─── Raw records

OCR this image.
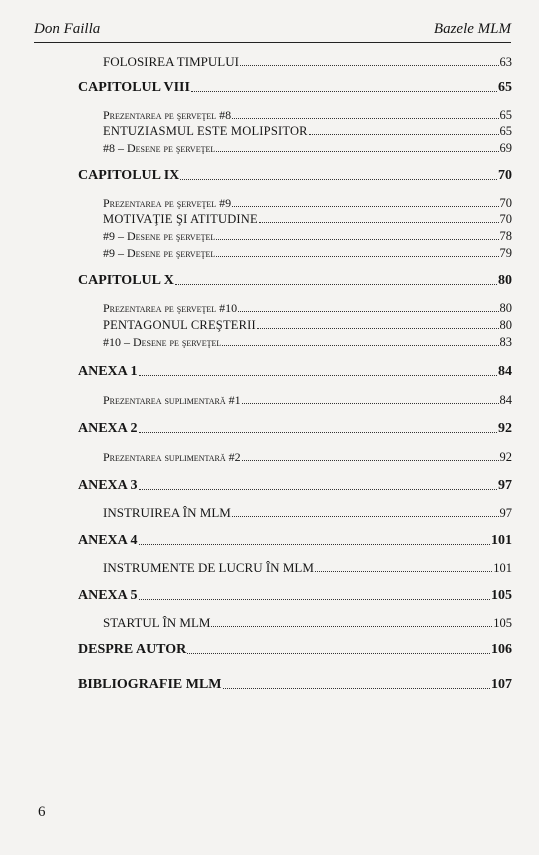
Don Failla	Bazele MLM
FOLOSIREA TIMPULUI	63
CAPITOLUL VIII	65
Prezentarea pe şerveţel #8	65
ENTUZIASMUL ESTE MOLIPSITOR	65
#8 – Desene pe şerveţel	69
CAPITOLUL IX	70
Prezentarea pe şerveţel #9	70
MOTIVAŢIE ŞI ATITUDINE	70
#9 – Desene pe şerveţel	78
#9 – Desene pe şerveţel	79
CAPITOLUL X	80
Prezentarea pe şerveţel #10	80
PENTAGONUL CREŞTERII	80
#10 – Desene pe şerveţel	83
ANEXA 1	84
Prezentarea suplimentară #1	84
ANEXA 2	92
Prezentarea suplimentară #2	92
ANEXA 3	97
INSTRUIREA ÎN MLM	97
ANEXA 4	101
INSTRUMENTE DE LUCRU ÎN MLM	101
ANEXA 5	105
STARTUL ÎN MLM	105
DESPRE AUTOR	106
BIBLIOGRAFIE MLM	107
6
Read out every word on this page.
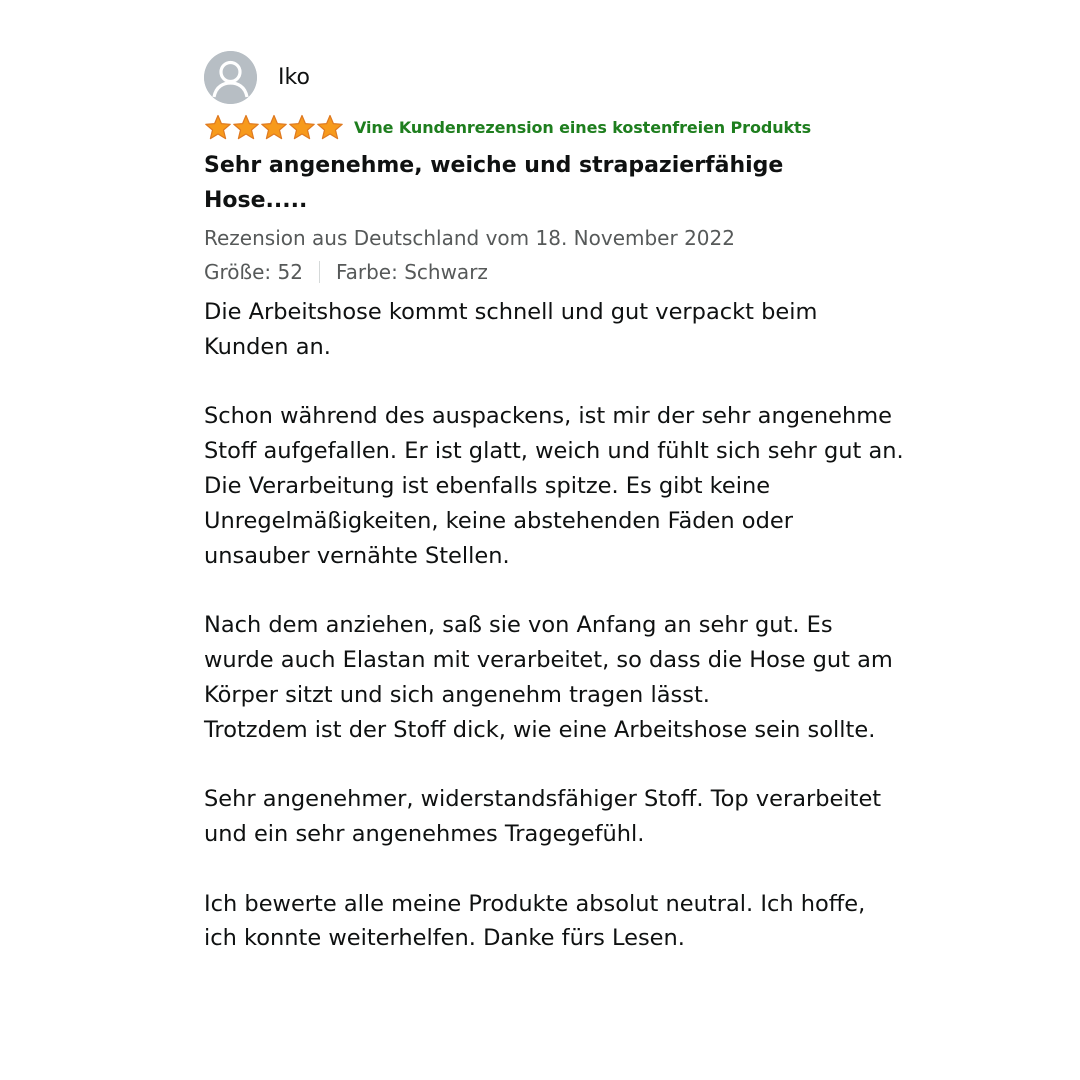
Iko
Vine Kundenrezension eines kostenfreien Produkts
Sehr angenehme, weiche und strapazierfähige Hose.....
Rezension aus Deutschland vom 18. November 2022
Größe: 52 Farbe: Schwarz
Die Arbeitshose kommt schnell und gut verpackt beim Kunden an.
Schon während des auspackens, ist mir der sehr angenehme Stoff aufgefallen. Er ist glatt, weich und fühlt sich sehr gut an.
Die Verarbeitung ist ebenfalls spitze. Es gibt keine Unregelmäßigkeiten, keine abstehenden Fäden oder unsauber vernähte Stellen.
Nach dem anziehen, saß sie von Anfang an sehr gut. Es wurde auch Elastan mit verarbeitet, so dass die Hose gut am Körper sitzt und sich angenehm tragen lässt.
Trotzdem ist der Stoff dick, wie eine Arbeitshose sein sollte.
Sehr angenehmer, widerstandsfähiger Stoff. Top verarbeitet und ein sehr angenehmes Tragegefühl.
Ich bewerte alle meine Produkte absolut neutral. Ich hoffe, ich konnte weiterhelfen. Danke fürs Lesen.
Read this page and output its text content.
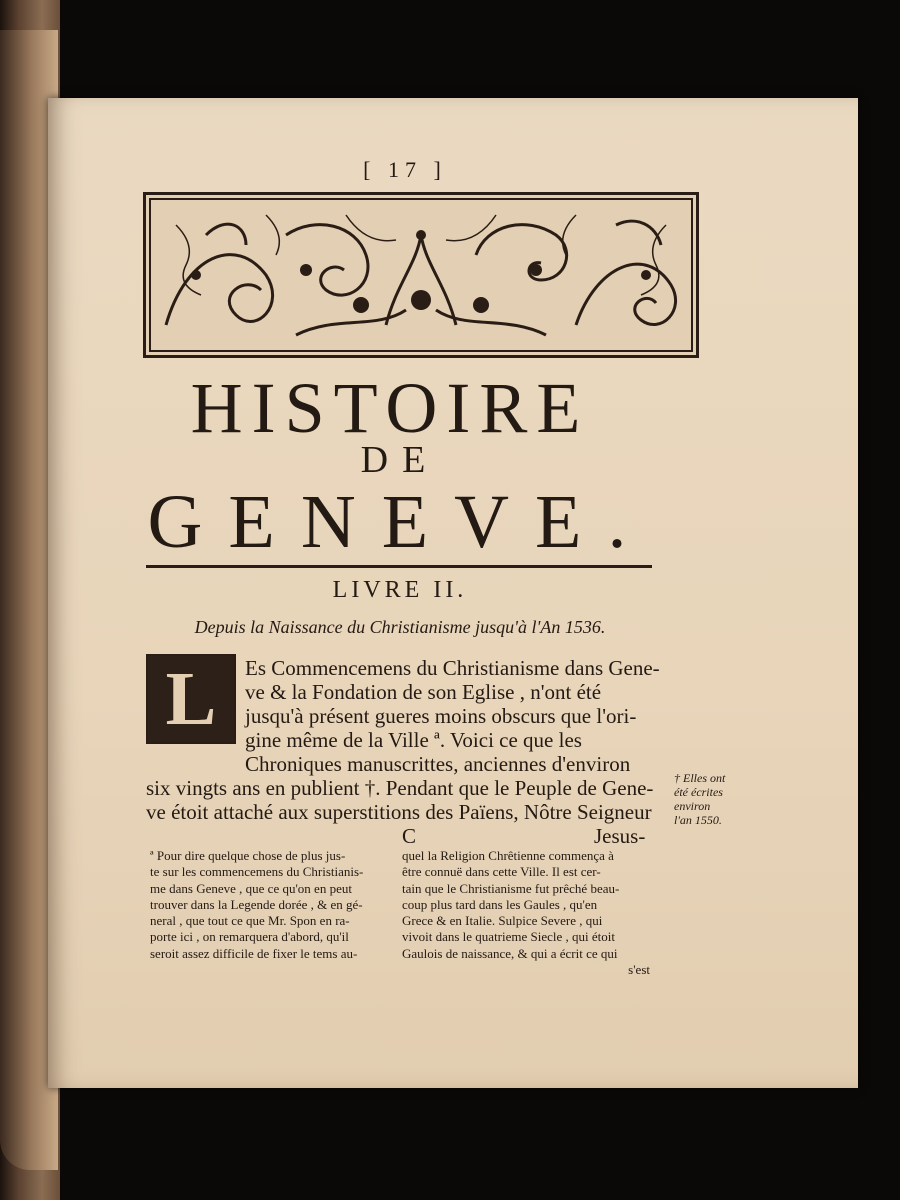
[ 17 ]
HISTOIRE
DE
GENEVE.
LIVRE II.
Depuis la Naissance du Christianisme jusqu'à l'An 1536.
L	Es Commencemens du Christianisme dans Gene-
ve & la Fondation de son Eglise , n'ont été
jusqu'à présent gueres moins obscurs que l'ori-
gine même de la Ville ª. Voici ce que les
Chroniques manuscrittes, anciennes d'environ
six vingts ans en publient †. Pendant que le Peuple de Gene-
ve étoit attaché aux superstitions des Païens, Nôtre Seigneur
C	Jesus-
† Elles ont
été écrites
environ
l'an 1550.
ª Pour dire quelque chose de plus jus-
te sur les commencemens du Christianis-
me dans Geneve , que ce qu'on en peut
trouver dans la Legende dorée , & en gé-
neral , que tout ce que Mr. Spon en ra-
porte ici , on remarquera d'abord, qu'il
seroit assez difficile de fixer le tems au-
quel la Religion Chrêtienne commença à
être connuë dans cette Ville. Il est cer-
tain que le Christianisme fut prêché beau-
coup plus tard dans les Gaules , qu'en
Grece & en Italie. Sulpice Severe , qui
vivoit dans le quatrieme Siecle , qui étoit
Gaulois de naissance, & qui a écrit ce qui
s'est
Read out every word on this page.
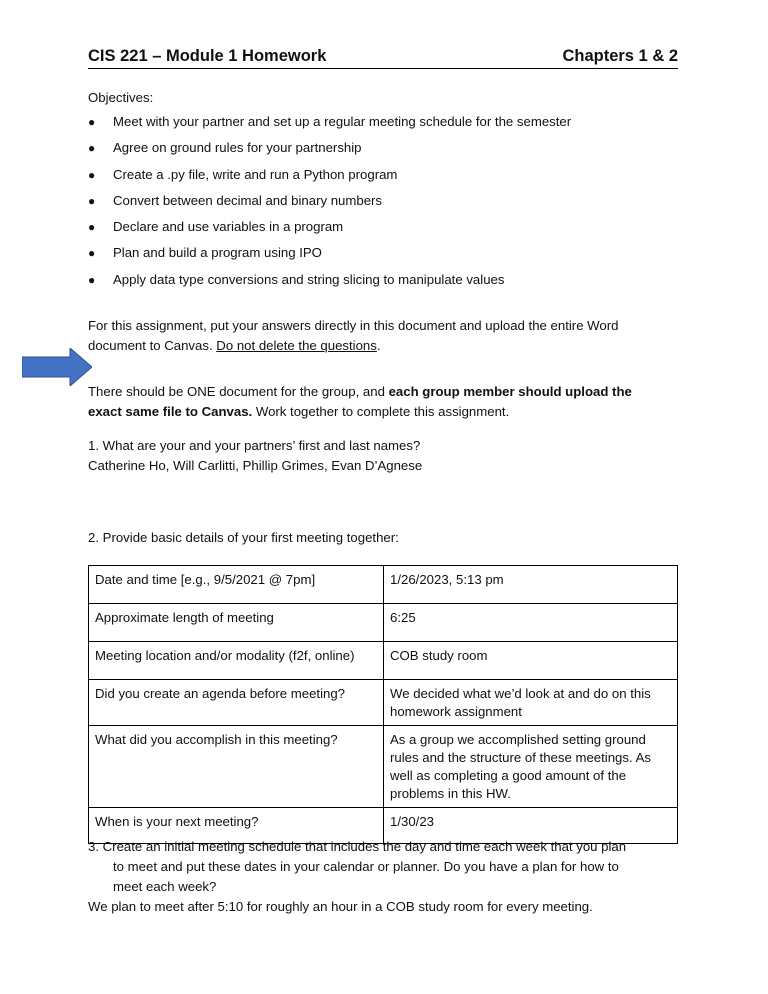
CIS 221 – Module 1 Homework	Chapters 1 & 2

Objectives:

● Meet with your partner and set up a regular meeting schedule for the semester
● Agree on ground rules for your partnership
● Create a .py file, write and run a Python program
● Convert between decimal and binary numbers
● Declare and use variables in a program
● Plan and build a program using IPO
● Apply data type conversions and string slicing to manipulate values
For this assignment, put your answers directly in this document and upload the entire Word
document to Canvas. Do not delete the questions.
There should be ONE document for the group, and each group member should upload the
exact same file to Canvas. Work together to complete this assignment.
1. What are your and your partners’ first and last names?
Catherine Ho, Will Carlitti, Phillip Grimes, Evan D’Agnese
2. Provide basic details of your first meeting together:
Date and time [e.g., 9/5/2021 @ 7pm]	1/26/2023, 5:13 pm
Approximate length of meeting	6:25
Meeting location and/or modality (f2f, online)	COB study room
Did you create an agenda before meeting?	We decided what we’d look at and do on this homework assignment
What did you accomplish in this meeting?	As a group we accomplished setting ground rules and the structure of these meetings. As well as completing a good amount of the problems in this HW.
When is your next meeting?	1/30/23
3. Create an initial meeting schedule that includes the day and time each week that you plan
to meet and put these dates in your calendar or planner. Do you have a plan for how to
meet each week?
We plan to meet after 5:10 for roughly an hour in a COB study room for every meeting.
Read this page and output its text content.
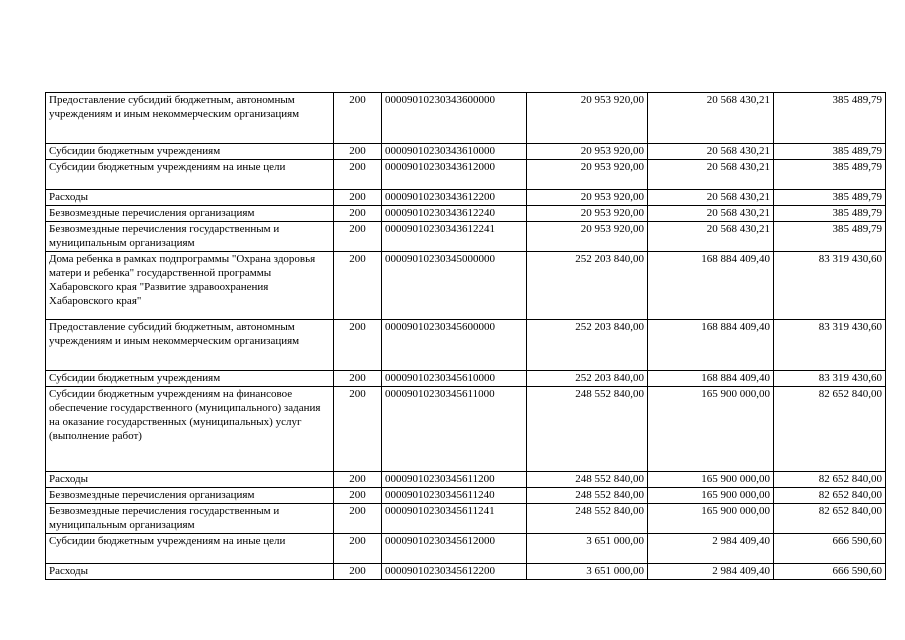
Предоставление субсидий бюджетным, автономным учреждениям и иным некоммерческим организациям	200	00009010230343600000	20 953 920,00	20 568 430,21	385 489,79
Субсидии бюджетным учреждениям	200	00009010230343610000	20 953 920,00	20 568 430,21	385 489,79
Субсидии бюджетным учреждениям на иные цели	200	00009010230343612000	20 953 920,00	20 568 430,21	385 489,79
Расходы	200	00009010230343612200	20 953 920,00	20 568 430,21	385 489,79
Безвозмездные перечисления организациям	200	00009010230343612240	20 953 920,00	20 568 430,21	385 489,79
Безвозмездные перечисления государственным и муниципальным организациям	200	00009010230343612241	20 953 920,00	20 568 430,21	385 489,79
Дома ребенка в рамках подпрограммы "Охрана здоровья матери и ребенка" государственной программы Хабаровского края "Развитие здравоохранения Хабаровского края"	200	00009010230345000000	252 203 840,00	168 884 409,40	83 319 430,60
Предоставление субсидий бюджетным, автономным учреждениям и иным некоммерческим организациям	200	00009010230345600000	252 203 840,00	168 884 409,40	83 319 430,60
Субсидии бюджетным учреждениям	200	00009010230345610000	252 203 840,00	168 884 409,40	83 319 430,60
Субсидии бюджетным учреждениям на финансовое обеспечение государственного (муниципального) задания на оказание государственных (муниципальных) услуг (выполнение работ)	200	00009010230345611000	248 552 840,00	165 900 000,00	82 652 840,00
Расходы	200	00009010230345611200	248 552 840,00	165 900 000,00	82 652 840,00
Безвозмездные перечисления организациям	200	00009010230345611240	248 552 840,00	165 900 000,00	82 652 840,00
Безвозмездные перечисления государственным и муниципальным организациям	200	00009010230345611241	248 552 840,00	165 900 000,00	82 652 840,00
Субсидии бюджетным учреждениям на иные цели	200	00009010230345612000	3 651 000,00	2 984 409,40	666 590,60
Расходы	200	00009010230345612200	3 651 000,00	2 984 409,40	666 590,60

──────

Short exercise:
Find "sich". Copy every line it occurs in.

Answer in full:
Schon während des auspackens, ist mir der sehr angenehme Stoff aufgefallen. Er ist glatt, weich und fühlt sich sehr gut an.
Nach dem anziehen, saß sie von Anfang an sehr gut. Es wurde auch Elastan mit verarbeitet, so dass die Hose gut am Körper sitzt und sich angenehm tragen lässt.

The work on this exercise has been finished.